#### TASK MATERIAL ####

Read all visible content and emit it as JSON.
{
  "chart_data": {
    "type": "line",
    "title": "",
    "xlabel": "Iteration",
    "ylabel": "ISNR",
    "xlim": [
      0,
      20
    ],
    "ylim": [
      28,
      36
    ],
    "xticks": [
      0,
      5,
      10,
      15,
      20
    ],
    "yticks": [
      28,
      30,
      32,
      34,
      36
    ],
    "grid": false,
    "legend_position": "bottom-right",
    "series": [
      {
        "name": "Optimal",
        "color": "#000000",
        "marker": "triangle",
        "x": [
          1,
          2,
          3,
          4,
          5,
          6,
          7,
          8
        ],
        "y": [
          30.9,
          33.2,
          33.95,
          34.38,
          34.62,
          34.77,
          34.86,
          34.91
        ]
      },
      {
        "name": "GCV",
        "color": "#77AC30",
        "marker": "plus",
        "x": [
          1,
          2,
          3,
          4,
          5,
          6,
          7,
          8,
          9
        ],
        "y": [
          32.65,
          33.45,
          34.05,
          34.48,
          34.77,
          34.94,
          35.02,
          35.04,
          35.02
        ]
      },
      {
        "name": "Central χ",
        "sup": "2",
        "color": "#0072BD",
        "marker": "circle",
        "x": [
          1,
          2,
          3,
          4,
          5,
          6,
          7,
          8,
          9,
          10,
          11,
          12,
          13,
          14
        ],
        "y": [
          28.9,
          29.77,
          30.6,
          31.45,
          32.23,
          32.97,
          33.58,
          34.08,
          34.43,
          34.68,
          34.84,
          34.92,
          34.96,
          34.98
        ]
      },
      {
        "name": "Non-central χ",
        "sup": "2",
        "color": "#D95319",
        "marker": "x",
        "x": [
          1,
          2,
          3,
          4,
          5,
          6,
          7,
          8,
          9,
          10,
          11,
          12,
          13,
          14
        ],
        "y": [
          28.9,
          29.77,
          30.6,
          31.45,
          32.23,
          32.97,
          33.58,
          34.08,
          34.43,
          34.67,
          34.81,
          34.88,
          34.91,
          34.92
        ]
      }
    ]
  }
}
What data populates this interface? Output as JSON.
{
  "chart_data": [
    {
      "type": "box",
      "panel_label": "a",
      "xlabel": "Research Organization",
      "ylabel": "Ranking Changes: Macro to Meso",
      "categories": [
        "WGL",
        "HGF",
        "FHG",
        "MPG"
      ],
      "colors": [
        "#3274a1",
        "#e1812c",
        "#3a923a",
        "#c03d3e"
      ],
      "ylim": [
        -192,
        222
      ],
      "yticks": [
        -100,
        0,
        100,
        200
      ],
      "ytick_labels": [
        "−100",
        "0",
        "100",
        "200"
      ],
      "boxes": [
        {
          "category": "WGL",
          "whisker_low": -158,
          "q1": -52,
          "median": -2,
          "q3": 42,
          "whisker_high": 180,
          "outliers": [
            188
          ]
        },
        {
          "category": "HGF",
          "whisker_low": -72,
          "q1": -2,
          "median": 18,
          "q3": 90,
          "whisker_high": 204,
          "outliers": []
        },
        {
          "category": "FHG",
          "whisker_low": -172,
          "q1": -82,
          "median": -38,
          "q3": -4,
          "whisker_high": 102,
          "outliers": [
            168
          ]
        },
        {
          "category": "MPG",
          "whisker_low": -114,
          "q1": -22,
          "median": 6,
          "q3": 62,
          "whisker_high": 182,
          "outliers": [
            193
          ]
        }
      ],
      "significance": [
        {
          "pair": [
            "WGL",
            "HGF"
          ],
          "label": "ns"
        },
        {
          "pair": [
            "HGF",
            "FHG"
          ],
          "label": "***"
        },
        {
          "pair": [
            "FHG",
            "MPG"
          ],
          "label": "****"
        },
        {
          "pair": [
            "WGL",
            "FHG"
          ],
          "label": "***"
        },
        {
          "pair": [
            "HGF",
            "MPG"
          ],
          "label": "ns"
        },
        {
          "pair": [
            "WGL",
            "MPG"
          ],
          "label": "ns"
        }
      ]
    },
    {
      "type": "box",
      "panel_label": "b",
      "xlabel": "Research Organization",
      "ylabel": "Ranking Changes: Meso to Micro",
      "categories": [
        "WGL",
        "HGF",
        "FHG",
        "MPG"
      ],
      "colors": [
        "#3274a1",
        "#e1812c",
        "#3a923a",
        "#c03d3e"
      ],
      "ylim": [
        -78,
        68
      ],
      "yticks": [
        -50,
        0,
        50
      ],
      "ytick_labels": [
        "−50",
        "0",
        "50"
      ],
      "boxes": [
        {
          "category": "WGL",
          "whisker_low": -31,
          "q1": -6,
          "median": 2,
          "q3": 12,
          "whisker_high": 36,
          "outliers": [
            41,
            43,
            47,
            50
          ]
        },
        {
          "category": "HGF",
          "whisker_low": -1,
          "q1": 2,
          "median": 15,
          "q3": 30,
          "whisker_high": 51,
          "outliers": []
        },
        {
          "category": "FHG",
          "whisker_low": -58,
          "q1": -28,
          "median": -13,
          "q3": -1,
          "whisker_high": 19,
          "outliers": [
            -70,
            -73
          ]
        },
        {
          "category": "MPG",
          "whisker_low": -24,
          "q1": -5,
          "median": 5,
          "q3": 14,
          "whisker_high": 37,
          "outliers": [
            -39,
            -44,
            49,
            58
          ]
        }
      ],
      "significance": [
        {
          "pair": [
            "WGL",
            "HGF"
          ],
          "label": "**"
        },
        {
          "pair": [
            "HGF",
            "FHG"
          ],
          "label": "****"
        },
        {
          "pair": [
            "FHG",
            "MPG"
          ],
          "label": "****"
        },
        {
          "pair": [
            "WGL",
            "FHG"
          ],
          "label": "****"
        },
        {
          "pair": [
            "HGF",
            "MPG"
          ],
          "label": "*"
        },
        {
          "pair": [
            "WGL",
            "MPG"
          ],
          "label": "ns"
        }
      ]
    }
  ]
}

####

## [EXERCISE DETAILS]
Recopy the whole listing exactly.

## [ANSWER FOR THE TASK]
Read all visible content and emit it as JSON.
{
  "chart_data": {
    "type": "line",
    "title": "",
    "xlabel": "Iteration",
    "ylabel": "ISNR",
    "xlim": [
      0,
      20
    ],
    "ylim": [
      28,
      36
    ],
    "xticks": [
      0,
      5,
      10,
      15,
      20
    ],
    "yticks": [
      28,
      30,
      32,
      34,
      36
    ],
    "grid": false,
    "legend_position": "bottom-right",
    "series": [
      {
        "name": "Optimal",
        "color": "#000000",
        "marker": "triangle",
        "x": [
          1,
          2,
          3,
          4,
          5,
          6,
          7,
          8
        ],
        "y": [
          30.9,
          33.2,
          33.95,
          34.38,
          34.62,
          34.77,
          34.86,
          34.91
        ]
      },
      {
        "name": "GCV",
        "color": "#77AC30",
        "marker": "plus",
        "x": [
          1,
          2,
          3,
          4,
          5,
          6,
          7,
          8,
          9
        ],
        "y": [
          32.65,
          33.45,
          34.05,
          34.48,
          34.77,
          34.94,
          35.02,
          35.04,
          35.02
        ]
      },
      {
        "name": "Central χ",
        "sup": "2",
        "color": "#0072BD",
        "marker": "circle",
        "x": [
          1,
          2,
          3,
          4,
          5,
          6,
          7,
          8,
          9,
          10,
          11,
          12,
          13,
          14
        ],
        "y": [
          28.9,
          29.77,
          30.6,
          31.45,
          32.23,
          32.97,
          33.58,
          34.08,
          34.43,
          34.68,
          34.84,
          34.92,
          34.96,
          34.98
        ]
      },
      {
        "name": "Non-central χ",
        "sup": "2",
        "color": "#D95319",
        "marker": "x",
        "x": [
          1,
          2,
          3,
          4,
          5,
          6,
          7,
          8,
          9,
          10,
          11,
          12,
          13,
          14
        ],
        "y": [
          28.9,
          29.77,
          30.6,
          31.45,
          32.23,
          32.97,
          33.58,
          34.08,
          34.43,
          34.67,
          34.81,
          34.88,
          34.91,
          34.92
        ]
      }
    ]
  }
}
What data populates this interface? Output as JSON.
{
  "chart_data": [
    {
      "type": "box",
      "panel_label": "a",
      "xlabel": "Research Organization",
      "ylabel": "Ranking Changes: Macro to Meso",
      "categories": [
        "WGL",
        "HGF",
        "FHG",
        "MPG"
      ],
      "colors": [
        "#3274a1",
        "#e1812c",
        "#3a923a",
        "#c03d3e"
      ],
      "ylim": [
        -192,
        222
      ],
      "yticks": [
        -100,
        0,
        100,
        200
      ],
      "ytick_labels": [
        "−100",
        "0",
        "100",
        "200"
      ],
      "boxes": [
        {
          "category": "WGL",
          "whisker_low": -158,
          "q1": -52,
          "median": -2,
          "q3": 42,
          "whisker_high": 180,
          "outliers": [
            188
          ]
        },
        {
          "category": "HGF",
          "whisker_low": -72,
          "q1": -2,
          "median": 18,
          "q3": 90,
          "whisker_high": 204,
          "outliers": []
        },
        {
          "category": "FHG",
          "whisker_low": -172,
          "q1": -82,
          "median": -38,
          "q3": -4,
          "whisker_high": 102,
          "outliers": [
            168
          ]
        },
        {
          "category": "MPG",
          "whisker_low": -114,
          "q1": -22,
          "median": 6,
          "q3": 62,
          "whisker_high": 182,
          "outliers": [
            193
          ]
        }
      ],
      "significance": [
        {
          "pair": [
            "WGL",
            "HGF"
          ],
          "label": "ns"
        },
        {
          "pair": [
            "HGF",
            "FHG"
          ],
          "label": "***"
        },
        {
          "pair": [
            "FHG",
            "MPG"
          ],
          "label": "****"
        },
        {
          "pair": [
            "WGL",
            "FHG"
          ],
          "label": "***"
        },
        {
          "pair": [
            "HGF",
            "MPG"
          ],
          "label": "ns"
        },
        {
          "pair": [
            "WGL",
            "MPG"
          ],
          "label": "ns"
        }
      ]
    },
    {
      "type": "box",
      "panel_label": "b",
      "xlabel": "Research Organization",
      "ylabel": "Ranking Changes: Meso to Micro",
      "categories": [
        "WGL",
        "HGF",
        "FHG",
        "MPG"
      ],
      "colors": [
        "#3274a1",
        "#e1812c",
        "#3a923a",
        "#c03d3e"
      ],
      "ylim": [
        -78,
        68
      ],
      "yticks": [
        -50,
        0,
        50
      ],
      "ytick_labels": [
        "−50",
        "0",
        "50"
      ],
      "boxes": [
        {
          "category": "WGL",
          "whisker_low": -31,
          "q1": -6,
          "median": 2,
          "q3": 12,
          "whisker_high": 36,
          "outliers": [
            41,
            43,
            47,
            50
          ]
        },
        {
          "category": "HGF",
          "whisker_low": -1,
          "q1": 2,
          "median": 15,
          "q3": 30,
          "whisker_high": 51,
          "outliers": []
        },
        {
          "category": "FHG",
          "whisker_low": -58,
          "q1": -28,
          "median": -13,
          "q3": -1,
          "whisker_high": 19,
          "outliers": [
            -70,
            -73
          ]
        },
        {
          "category": "MPG",
          "whisker_low": -24,
          "q1": -5,
          "median": 5,
          "q3": 14,
          "whisker_high": 37,
          "outliers": [
            -39,
            -44,
            49,
            58
          ]
        }
      ],
      "significance": [
        {
          "pair": [
            "WGL",
            "HGF"
          ],
          "label": "**"
        },
        {
          "pair": [
            "HGF",
            "FHG"
          ],
          "label": "****"
        },
        {
          "pair": [
            "FHG",
            "MPG"
          ],
          "label": "****"
        },
        {
          "pair": [
            "WGL",
            "FHG"
          ],
          "label": "****"
        },
        {
          "pair": [
            "HGF",
            "MPG"
          ],
          "label": "*"
        },
        {
          "pair": [
            "WGL",
            "MPG"
          ],
          "label": "ns"
        }
      ]
    }
  ]
}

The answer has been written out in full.